** start of Dataset rows **

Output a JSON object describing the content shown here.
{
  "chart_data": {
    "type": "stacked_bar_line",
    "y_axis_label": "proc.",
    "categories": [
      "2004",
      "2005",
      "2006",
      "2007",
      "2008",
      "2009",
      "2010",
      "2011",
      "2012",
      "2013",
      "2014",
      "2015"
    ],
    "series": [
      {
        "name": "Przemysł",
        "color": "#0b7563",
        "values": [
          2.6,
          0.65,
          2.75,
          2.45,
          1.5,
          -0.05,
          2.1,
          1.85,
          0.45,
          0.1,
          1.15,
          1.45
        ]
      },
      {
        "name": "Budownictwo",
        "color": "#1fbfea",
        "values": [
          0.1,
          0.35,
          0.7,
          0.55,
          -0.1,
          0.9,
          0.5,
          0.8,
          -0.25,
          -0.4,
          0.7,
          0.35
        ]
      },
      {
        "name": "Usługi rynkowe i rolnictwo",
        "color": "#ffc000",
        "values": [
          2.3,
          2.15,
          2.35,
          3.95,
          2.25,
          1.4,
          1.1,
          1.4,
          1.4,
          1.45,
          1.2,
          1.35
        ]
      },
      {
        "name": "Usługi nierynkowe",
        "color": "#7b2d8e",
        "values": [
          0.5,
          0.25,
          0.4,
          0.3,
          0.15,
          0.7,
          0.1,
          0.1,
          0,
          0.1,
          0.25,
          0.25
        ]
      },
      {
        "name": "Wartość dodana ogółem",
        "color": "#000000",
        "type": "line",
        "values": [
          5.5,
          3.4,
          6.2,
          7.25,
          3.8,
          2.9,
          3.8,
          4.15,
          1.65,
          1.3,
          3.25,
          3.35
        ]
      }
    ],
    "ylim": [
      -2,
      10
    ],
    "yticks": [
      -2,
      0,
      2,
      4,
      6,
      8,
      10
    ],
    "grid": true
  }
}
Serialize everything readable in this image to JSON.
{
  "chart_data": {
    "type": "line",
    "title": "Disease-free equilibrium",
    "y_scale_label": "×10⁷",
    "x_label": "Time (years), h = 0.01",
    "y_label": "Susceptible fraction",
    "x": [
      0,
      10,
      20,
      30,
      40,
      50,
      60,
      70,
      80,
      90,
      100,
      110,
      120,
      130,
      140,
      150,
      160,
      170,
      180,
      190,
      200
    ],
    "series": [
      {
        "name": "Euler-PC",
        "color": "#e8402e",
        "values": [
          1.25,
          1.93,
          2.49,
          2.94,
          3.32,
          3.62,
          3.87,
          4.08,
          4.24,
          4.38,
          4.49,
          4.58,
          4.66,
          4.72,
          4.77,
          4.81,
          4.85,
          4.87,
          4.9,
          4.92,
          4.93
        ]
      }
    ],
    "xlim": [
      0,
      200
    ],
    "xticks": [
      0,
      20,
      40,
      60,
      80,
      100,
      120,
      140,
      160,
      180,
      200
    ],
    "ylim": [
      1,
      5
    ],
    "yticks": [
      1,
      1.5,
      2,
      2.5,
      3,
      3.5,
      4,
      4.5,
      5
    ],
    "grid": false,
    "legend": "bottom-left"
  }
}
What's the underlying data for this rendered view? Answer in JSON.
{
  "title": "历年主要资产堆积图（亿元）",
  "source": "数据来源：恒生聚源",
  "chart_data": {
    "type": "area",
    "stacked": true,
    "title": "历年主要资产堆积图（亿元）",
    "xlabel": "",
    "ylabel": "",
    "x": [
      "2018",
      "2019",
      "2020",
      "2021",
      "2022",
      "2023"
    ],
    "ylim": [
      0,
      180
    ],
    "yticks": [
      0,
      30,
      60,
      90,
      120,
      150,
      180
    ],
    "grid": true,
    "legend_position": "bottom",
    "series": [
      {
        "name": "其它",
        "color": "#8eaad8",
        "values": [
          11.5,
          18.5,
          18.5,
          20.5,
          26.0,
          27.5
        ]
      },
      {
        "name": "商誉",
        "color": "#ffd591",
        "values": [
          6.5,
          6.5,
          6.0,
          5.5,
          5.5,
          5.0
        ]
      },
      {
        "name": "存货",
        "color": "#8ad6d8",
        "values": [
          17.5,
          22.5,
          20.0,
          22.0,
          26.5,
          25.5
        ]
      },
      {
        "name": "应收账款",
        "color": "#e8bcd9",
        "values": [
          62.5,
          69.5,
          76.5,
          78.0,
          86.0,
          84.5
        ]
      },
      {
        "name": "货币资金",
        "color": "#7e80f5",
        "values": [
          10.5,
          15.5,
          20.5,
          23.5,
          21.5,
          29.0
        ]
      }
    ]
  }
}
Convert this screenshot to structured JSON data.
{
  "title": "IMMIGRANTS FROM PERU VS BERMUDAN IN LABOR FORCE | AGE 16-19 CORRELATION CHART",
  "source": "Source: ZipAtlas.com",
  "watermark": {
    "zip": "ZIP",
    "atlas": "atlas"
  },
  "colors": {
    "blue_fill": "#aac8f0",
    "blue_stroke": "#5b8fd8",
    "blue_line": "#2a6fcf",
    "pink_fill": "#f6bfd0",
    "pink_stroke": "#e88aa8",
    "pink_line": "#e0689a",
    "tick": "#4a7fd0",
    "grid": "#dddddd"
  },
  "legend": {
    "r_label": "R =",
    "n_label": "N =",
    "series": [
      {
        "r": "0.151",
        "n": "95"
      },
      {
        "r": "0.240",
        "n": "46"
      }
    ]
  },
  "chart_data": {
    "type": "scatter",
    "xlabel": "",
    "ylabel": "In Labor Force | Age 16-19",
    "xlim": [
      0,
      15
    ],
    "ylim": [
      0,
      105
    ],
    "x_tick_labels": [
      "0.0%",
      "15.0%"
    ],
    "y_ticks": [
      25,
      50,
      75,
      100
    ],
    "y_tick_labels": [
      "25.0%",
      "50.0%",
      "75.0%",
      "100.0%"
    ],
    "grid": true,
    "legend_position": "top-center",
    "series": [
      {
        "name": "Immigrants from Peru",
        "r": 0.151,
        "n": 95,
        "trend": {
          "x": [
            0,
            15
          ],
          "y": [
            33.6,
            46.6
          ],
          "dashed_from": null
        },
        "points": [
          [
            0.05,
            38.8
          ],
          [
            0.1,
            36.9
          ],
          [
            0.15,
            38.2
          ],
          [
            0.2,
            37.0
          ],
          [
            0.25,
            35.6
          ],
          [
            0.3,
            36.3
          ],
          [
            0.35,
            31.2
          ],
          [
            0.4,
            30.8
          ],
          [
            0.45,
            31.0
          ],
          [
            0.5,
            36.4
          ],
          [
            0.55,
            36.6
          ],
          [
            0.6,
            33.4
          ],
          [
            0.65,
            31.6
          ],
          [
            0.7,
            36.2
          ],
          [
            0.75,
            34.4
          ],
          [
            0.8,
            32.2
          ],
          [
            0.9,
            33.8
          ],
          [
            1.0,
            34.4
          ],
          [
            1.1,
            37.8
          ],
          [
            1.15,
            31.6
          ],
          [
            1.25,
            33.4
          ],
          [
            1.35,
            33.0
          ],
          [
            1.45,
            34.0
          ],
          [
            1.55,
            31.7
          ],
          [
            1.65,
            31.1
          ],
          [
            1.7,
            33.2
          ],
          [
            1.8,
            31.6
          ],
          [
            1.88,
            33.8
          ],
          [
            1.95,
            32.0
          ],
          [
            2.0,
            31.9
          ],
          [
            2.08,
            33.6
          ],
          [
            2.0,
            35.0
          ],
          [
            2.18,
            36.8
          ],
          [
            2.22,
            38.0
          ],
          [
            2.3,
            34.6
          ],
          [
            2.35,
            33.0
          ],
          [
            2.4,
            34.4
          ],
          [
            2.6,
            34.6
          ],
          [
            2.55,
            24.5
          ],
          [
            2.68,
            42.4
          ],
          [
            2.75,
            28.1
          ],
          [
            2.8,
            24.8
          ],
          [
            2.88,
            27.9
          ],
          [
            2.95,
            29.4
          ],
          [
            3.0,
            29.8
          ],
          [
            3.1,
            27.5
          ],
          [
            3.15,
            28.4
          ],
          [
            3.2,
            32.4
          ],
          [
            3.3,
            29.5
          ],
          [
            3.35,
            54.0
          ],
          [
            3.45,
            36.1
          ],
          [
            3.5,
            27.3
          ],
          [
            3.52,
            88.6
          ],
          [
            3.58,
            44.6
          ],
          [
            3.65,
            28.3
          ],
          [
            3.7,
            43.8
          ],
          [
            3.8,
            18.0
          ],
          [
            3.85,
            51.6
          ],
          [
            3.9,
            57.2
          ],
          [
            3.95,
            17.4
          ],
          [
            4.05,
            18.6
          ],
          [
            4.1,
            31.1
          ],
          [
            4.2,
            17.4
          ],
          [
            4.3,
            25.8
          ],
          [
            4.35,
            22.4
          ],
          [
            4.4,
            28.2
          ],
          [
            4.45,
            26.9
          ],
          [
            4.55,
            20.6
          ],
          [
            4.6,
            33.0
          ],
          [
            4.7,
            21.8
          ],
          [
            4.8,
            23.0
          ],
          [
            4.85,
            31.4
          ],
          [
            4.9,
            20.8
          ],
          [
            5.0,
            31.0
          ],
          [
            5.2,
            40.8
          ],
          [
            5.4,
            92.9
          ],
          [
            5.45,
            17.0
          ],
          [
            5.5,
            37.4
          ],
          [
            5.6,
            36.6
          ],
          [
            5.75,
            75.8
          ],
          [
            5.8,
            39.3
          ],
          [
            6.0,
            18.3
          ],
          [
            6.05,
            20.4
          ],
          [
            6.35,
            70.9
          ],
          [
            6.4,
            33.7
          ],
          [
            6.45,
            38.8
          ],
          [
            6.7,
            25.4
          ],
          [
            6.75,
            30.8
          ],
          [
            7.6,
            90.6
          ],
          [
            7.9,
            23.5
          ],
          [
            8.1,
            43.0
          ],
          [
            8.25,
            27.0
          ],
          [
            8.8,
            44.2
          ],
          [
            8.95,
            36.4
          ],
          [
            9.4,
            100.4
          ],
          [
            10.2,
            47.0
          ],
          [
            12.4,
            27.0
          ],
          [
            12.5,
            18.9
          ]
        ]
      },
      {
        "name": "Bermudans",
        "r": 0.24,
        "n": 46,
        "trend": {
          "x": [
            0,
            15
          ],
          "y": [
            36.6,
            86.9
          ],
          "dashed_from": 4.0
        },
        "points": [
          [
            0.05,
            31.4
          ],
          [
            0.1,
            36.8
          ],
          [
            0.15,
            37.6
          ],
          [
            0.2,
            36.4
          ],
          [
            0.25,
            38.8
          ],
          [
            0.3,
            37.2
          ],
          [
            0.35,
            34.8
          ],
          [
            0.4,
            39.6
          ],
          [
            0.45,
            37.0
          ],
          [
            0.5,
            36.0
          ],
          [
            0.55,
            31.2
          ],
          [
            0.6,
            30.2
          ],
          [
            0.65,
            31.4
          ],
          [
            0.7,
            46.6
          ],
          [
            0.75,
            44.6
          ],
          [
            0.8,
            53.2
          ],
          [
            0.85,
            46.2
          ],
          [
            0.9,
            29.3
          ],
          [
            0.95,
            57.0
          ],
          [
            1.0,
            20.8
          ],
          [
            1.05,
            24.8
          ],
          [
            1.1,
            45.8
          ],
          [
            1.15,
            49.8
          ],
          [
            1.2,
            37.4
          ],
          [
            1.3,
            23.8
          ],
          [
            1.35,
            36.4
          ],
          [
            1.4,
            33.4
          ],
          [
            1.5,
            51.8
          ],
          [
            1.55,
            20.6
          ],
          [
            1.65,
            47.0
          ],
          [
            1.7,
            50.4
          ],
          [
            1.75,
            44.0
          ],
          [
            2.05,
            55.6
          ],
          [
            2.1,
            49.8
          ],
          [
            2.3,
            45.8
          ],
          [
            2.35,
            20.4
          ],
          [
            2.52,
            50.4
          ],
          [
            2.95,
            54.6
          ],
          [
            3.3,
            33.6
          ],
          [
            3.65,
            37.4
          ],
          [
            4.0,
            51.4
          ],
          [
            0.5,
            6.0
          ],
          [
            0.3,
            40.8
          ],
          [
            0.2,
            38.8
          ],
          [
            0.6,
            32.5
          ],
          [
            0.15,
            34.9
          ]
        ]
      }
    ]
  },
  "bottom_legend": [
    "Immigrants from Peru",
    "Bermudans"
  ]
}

** end of Dataset rows **

> Work required
State the number of lines in the data that include the string "title", and add nothing else.

> Reply to the exercise
4